START DATA EXCERPTS
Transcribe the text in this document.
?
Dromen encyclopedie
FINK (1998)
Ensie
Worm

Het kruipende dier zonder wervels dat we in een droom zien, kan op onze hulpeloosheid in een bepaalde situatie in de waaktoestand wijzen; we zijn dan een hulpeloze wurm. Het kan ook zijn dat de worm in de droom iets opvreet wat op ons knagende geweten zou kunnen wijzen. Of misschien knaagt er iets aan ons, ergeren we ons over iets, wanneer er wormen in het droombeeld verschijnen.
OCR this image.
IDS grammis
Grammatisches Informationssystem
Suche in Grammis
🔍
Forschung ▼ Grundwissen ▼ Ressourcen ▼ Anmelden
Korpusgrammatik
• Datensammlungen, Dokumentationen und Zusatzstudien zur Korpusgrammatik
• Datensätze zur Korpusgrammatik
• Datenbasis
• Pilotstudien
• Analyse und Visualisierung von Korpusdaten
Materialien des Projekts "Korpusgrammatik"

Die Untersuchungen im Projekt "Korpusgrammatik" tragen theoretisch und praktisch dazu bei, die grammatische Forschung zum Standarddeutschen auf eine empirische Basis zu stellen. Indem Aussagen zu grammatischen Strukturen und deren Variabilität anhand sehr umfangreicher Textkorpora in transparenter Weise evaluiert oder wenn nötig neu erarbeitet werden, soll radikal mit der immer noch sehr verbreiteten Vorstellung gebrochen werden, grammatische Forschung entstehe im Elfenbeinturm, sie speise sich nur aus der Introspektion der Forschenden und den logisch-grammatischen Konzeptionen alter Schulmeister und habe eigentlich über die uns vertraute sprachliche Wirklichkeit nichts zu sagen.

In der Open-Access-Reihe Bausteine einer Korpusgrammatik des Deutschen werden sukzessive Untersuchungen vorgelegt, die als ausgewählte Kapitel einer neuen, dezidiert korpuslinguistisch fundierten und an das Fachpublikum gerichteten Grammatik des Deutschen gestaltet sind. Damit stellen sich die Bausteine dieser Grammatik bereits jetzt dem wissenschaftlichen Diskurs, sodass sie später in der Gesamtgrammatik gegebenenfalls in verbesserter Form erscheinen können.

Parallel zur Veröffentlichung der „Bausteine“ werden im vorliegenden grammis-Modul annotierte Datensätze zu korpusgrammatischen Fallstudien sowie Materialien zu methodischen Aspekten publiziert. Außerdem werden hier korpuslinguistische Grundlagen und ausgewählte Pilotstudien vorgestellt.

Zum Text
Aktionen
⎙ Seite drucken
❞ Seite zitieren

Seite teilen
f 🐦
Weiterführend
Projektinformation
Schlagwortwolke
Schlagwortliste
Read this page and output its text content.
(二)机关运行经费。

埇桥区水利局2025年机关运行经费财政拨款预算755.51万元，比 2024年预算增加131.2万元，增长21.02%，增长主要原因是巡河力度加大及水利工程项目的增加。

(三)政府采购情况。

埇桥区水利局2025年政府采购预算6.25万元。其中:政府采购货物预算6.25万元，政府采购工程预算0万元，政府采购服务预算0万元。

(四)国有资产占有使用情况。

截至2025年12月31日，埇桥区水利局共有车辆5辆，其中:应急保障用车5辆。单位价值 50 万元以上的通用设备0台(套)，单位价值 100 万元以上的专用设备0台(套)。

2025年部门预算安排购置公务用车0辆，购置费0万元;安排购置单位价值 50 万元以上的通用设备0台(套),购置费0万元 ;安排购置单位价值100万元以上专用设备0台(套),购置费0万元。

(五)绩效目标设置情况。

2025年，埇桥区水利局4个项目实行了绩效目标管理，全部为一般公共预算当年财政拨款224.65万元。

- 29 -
END DATA EXCERPTS
◆ WHAT IS ASKED
Show, from the listing above, each line that contains the word "stellen".

◆ FINAL ANSWER
Die Untersuchungen im Projekt "Korpusgrammatik" tragen theoretisch und praktisch dazu bei, die grammatische Forschung zum Standarddeutschen auf eine empirische Basis zu stellen. Indem Aussagen zu grammatischen Strukturen und deren Variabilität anhand sehr umfangreicher Textkorpora in transparenter Weise evaluiert oder wenn nötig neu erarbeitet werden, soll radikal mit der immer noch sehr verbreiteten Vorstellung gebrochen werden, grammatische Forschung entstehe im Elfenbeinturm, sie speise sich nur aus der Introspektion der Forschenden und den logisch-grammatischen Konzeptionen alter Schulmeister und habe eigentlich über die uns vertraute sprachliche Wirklichkeit nichts zu sagen.
In der Open-Access-Reihe Bausteine einer Korpusgrammatik des Deutschen werden sukzessive Untersuchungen vorgelegt, die als ausgewählte Kapitel einer neuen, dezidiert korpuslinguistisch fundierten und an das Fachpublikum gerichteten Grammatik des Deutschen gestaltet sind. Damit stellen sich die Bausteine dieser Grammatik bereits jetzt dem wissenschaftlichen Diskurs, sodass sie später in der Gesamtgrammatik gegebenenfalls in verbesserter Form erscheinen können.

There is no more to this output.